# TASK REQUIREMENTS
Write out each line that follows exactly as it stands, without the pictures.

# Recorded data
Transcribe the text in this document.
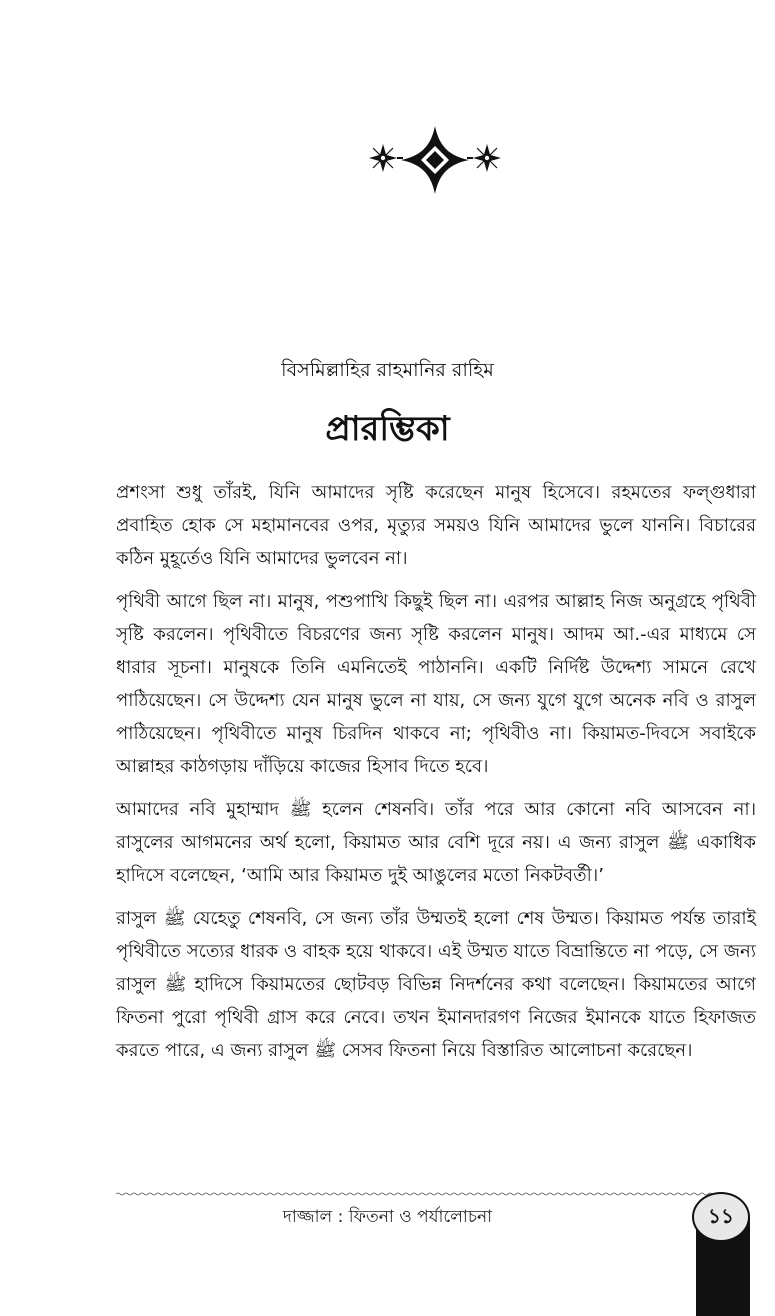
বিসমিল্লাহির রাহমানির রাহিম
প্রারম্ভিকা

প্রশংসা শুধু তাঁরই, যিনি আমাদের সৃষ্টি করেছেন মানুষ হিসেবে। রহমতের ফল্গুধারা প্রবাহিত হোক সে মহামানবের ওপর, মৃত্যুর সময়ও যিনি আমাদের ভুলে যাননি। বিচারের কঠিন মুহূর্তেও যিনি আমাদের ভুলবেন না।

পৃথিবী আগে ছিল না। মানুষ, পশুপাখি কিছুই ছিল না। এরপর আল্লাহ নিজ অনুগ্রহে পৃথিবী সৃষ্টি করলেন। পৃথিবীতে বিচরণের জন্য সৃষ্টি করলেন মানুষ। আদম আ.-এর মাধ্যমে সে ধারার সূচনা। মানুষকে তিনি এমনিতেই পাঠাননি। একটি নির্দিষ্ট উদ্দেশ্য সামনে রেখে পাঠিয়েছেন। সে উদ্দেশ্য যেন মানুষ ভুলে না যায়, সে জন্য যুগে যুগে অনেক নবি ও রাসুল পাঠিয়েছেন। পৃথিবীতে মানুষ চিরদিন থাকবে না; পৃথিবীও না। কিয়ামত-দিবসে সবাইকে আল্লাহর কাঠগড়ায় দাঁড়িয়ে কাজের হিসাব দিতে হবে।

আমাদের নবি মুহাম্মাদ ﷺ হলেন শেষনবি। তাঁর পরে আর কোনো নবি আসবেন না। রাসুলের আগমনের অর্থ হলো, কিয়ামত আর বেশি দূরে নয়। এ জন্য রাসুল ﷺ একাধিক হাদিসে বলেছেন, ‘আমি আর কিয়ামত দুই আঙুলের মতো নিকটবর্তী।’

রাসুল ﷺ যেহেতু শেষনবি, সে জন্য তাঁর উম্মতই হলো শেষ উম্মত। কিয়ামত পর্যন্ত তারাই পৃথিবীতে সত্যের ধারক ও বাহক হয়ে থাকবে। এই উম্মত যাতে বিভ্রান্তিতে না পড়ে, সে জন্য রাসুল ﷺ হাদিসে কিয়ামতের ছোটবড় বিভিন্ন নিদর্শনের কথা বলেছেন। কিয়ামতের আগে ফিতনা পুরো পৃথিবী গ্রাস করে নেবে। তখন ইমানদারগণ নিজের ইমানকে যাতে হিফাজত করতে পারে, এ জন্য রাসুল ﷺ সেসব ফিতনা নিয়ে বিস্তারিত আলোচনা করেছেন।

দাজ্জাল : ফিতনা ও পর্যালোচনা	১১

# EXERCISE RESPONSE
Transcribe the text in this document.
বিসমিল্লাহির রাহমানির রাহিম
প্রারম্ভিকা

প্রশংসা শুধু তাঁরই, যিনি আমাদের সৃষ্টি করেছেন মানুষ হিসেবে। রহমতের ফল্গুধারা প্রবাহিত হোক সে মহামানবের ওপর, মৃত্যুর সময়ও যিনি আমাদের ভুলে যাননি। বিচারের কঠিন মুহূর্তেও যিনি আমাদের ভুলবেন না।

পৃথিবী আগে ছিল না। মানুষ, পশুপাখি কিছুই ছিল না। এরপর আল্লাহ নিজ অনুগ্রহে পৃথিবী সৃষ্টি করলেন। পৃথিবীতে বিচরণের জন্য সৃষ্টি করলেন মানুষ। আদম আ.-এর মাধ্যমে সে ধারার সূচনা। মানুষকে তিনি এমনিতেই পাঠাননি। একটি নির্দিষ্ট উদ্দেশ্য সামনে রেখে পাঠিয়েছেন। সে উদ্দেশ্য যেন মানুষ ভুলে না যায়, সে জন্য যুগে যুগে অনেক নবি ও রাসুল পাঠিয়েছেন। পৃথিবীতে মানুষ চিরদিন থাকবে না; পৃথিবীও না। কিয়ামত-দিবসে সবাইকে আল্লাহর কাঠগড়ায় দাঁড়িয়ে কাজের হিসাব দিতে হবে।

আমাদের নবি মুহাম্মাদ ﷺ হলেন শেষনবি। তাঁর পরে আর কোনো নবি আসবেন না। রাসুলের আগমনের অর্থ হলো, কিয়ামত আর বেশি দূরে নয়। এ জন্য রাসুল ﷺ একাধিক হাদিসে বলেছেন, ‘আমি আর কিয়ামত দুই আঙুলের মতো নিকটবর্তী।’

রাসুল ﷺ যেহেতু শেষনবি, সে জন্য তাঁর উম্মতই হলো শেষ উম্মত। কিয়ামত পর্যন্ত তারাই পৃথিবীতে সত্যের ধারক ও বাহক হয়ে থাকবে। এই উম্মত যাতে বিভ্রান্তিতে না পড়ে, সে জন্য রাসুল ﷺ হাদিসে কিয়ামতের ছোটবড় বিভিন্ন নিদর্শনের কথা বলেছেন। কিয়ামতের আগে ফিতনা পুরো পৃথিবী গ্রাস করে নেবে। তখন ইমানদারগণ নিজের ইমানকে যাতে হিফাজত করতে পারে, এ জন্য রাসুল ﷺ সেসব ফিতনা নিয়ে বিস্তারিত আলোচনা করেছেন।

দাজ্জাল : ফিতনা ও পর্যালোচনা	১১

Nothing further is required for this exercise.